***** Provided information *****

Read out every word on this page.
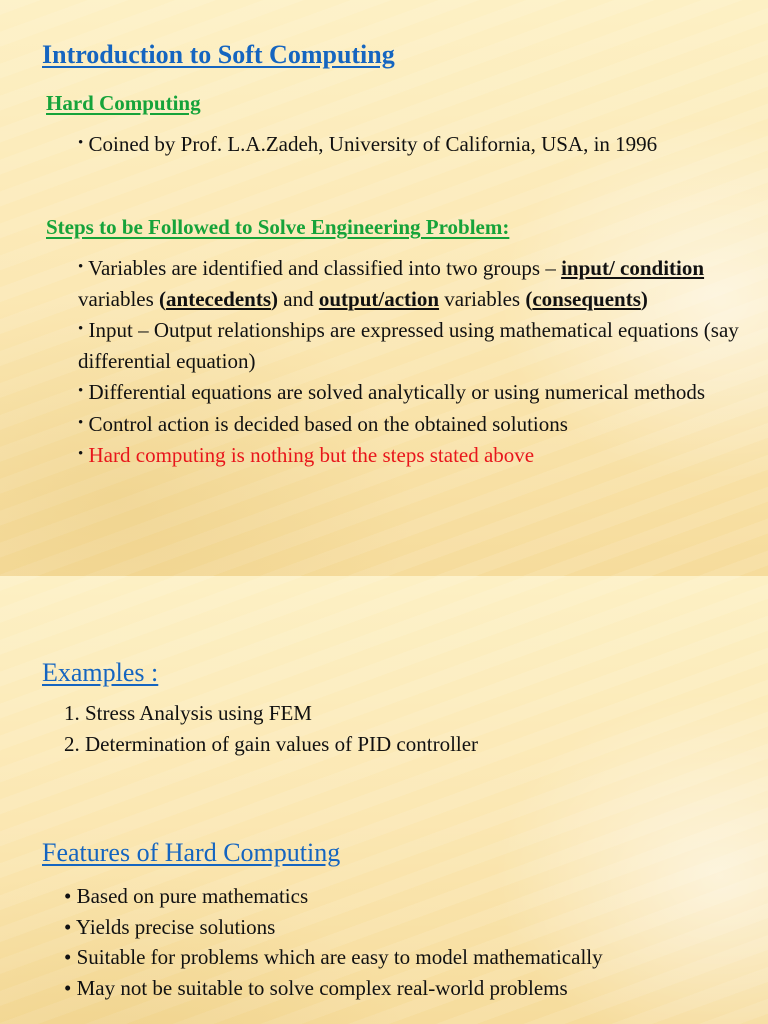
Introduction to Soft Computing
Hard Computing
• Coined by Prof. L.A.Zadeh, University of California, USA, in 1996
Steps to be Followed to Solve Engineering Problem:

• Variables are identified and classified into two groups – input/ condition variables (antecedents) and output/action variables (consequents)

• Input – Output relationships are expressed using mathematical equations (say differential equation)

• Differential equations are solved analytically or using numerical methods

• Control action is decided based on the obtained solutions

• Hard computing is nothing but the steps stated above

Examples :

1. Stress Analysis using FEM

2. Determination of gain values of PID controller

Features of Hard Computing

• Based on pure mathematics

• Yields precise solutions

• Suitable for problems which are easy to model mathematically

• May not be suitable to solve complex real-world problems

*****
***** Provided information *****

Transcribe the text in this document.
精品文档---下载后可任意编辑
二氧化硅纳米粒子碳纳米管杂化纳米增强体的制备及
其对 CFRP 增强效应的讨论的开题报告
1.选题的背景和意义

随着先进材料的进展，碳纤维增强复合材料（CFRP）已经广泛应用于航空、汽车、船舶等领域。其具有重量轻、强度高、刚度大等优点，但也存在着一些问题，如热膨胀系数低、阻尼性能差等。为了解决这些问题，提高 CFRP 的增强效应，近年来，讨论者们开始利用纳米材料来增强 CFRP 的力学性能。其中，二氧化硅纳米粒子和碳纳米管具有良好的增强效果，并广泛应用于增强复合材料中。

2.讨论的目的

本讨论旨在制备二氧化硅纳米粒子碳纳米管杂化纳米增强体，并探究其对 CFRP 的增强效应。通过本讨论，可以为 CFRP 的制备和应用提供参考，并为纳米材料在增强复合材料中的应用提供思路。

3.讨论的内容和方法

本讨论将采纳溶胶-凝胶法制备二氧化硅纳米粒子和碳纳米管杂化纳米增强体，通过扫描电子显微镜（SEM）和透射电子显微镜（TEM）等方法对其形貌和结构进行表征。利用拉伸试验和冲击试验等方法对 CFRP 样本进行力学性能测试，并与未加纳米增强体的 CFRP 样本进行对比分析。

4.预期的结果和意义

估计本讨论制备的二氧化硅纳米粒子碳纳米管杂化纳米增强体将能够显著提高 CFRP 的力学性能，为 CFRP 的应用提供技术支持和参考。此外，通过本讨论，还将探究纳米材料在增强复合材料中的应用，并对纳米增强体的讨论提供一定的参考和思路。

*****
***** Provided information *****

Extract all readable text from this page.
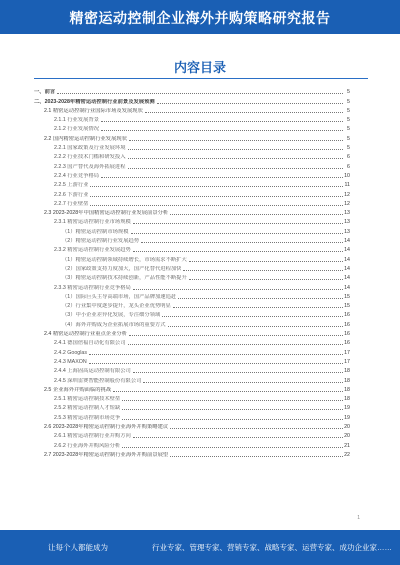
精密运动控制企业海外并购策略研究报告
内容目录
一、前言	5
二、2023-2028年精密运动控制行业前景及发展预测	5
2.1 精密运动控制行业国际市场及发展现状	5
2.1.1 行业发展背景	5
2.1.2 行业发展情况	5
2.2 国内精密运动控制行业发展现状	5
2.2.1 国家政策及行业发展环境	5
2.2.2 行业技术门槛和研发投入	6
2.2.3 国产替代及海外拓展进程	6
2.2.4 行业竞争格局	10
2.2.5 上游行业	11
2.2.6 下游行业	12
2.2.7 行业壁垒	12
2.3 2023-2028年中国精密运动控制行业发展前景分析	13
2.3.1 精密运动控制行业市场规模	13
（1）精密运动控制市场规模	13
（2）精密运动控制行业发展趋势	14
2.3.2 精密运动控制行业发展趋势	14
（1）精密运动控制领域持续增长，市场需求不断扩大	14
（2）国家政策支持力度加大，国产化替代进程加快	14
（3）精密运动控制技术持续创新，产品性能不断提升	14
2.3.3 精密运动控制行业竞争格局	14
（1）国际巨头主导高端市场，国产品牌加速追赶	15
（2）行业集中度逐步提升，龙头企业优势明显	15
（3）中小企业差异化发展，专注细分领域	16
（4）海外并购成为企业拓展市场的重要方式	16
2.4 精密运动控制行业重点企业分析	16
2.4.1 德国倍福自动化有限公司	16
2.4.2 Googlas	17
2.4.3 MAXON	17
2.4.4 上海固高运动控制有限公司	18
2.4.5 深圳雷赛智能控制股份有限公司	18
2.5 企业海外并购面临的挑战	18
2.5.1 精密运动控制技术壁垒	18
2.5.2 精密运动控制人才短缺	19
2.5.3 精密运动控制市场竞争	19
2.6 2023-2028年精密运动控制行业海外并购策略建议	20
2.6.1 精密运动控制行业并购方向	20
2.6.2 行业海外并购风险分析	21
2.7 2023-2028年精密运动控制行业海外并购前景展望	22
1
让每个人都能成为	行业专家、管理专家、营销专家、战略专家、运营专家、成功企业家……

*****

# [Directions]
From the data above, copy out every line with the string "CFRP" in it.

# [Answer to this problem]
其对 CFRP 增强效应的讨论的开题报告
随着先进材料的进展，碳纤维增强复合材料（CFRP）已经广泛应用于航空、汽车、船舶等领域。其具有重量轻、强度高、刚度大等优点，但也存在着一些问题，如热膨胀系数低、阻尼性能差等。为了解决这些问题，提高 CFRP 的增强效应，近年来，讨论者们开始利用纳米材料来增强 CFRP 的力学性能。其中，二氧化硅纳米粒子和碳纳米管具有良好的增强效果，并广泛应用于增强复合材料中。
本讨论旨在制备二氧化硅纳米粒子碳纳米管杂化纳米增强体，并探究其对 CFRP 的增强效应。通过本讨论，可以为 CFRP 的制备和应用提供参考，并为纳米材料在增强复合材料中的应用提供思路。
本讨论将采纳溶胶-凝胶法制备二氧化硅纳米粒子和碳纳米管杂化纳米增强体，通过扫描电子显微镜（SEM）和透射电子显微镜（TEM）等方法对其形貌和结构进行表征。利用拉伸试验和冲击试验等方法对 CFRP 样本进行力学性能测试，并与未加纳米增强体的 CFRP 样本进行对比分析。
估计本讨论制备的二氧化硅纳米粒子碳纳米管杂化纳米增强体将能够显著提高 CFRP 的力学性能，为 CFRP 的应用提供技术支持和参考。此外，通过本讨论，还将探究纳米材料在增强复合材料中的应用，并对纳米增强体的讨论提供一定的参考和思路。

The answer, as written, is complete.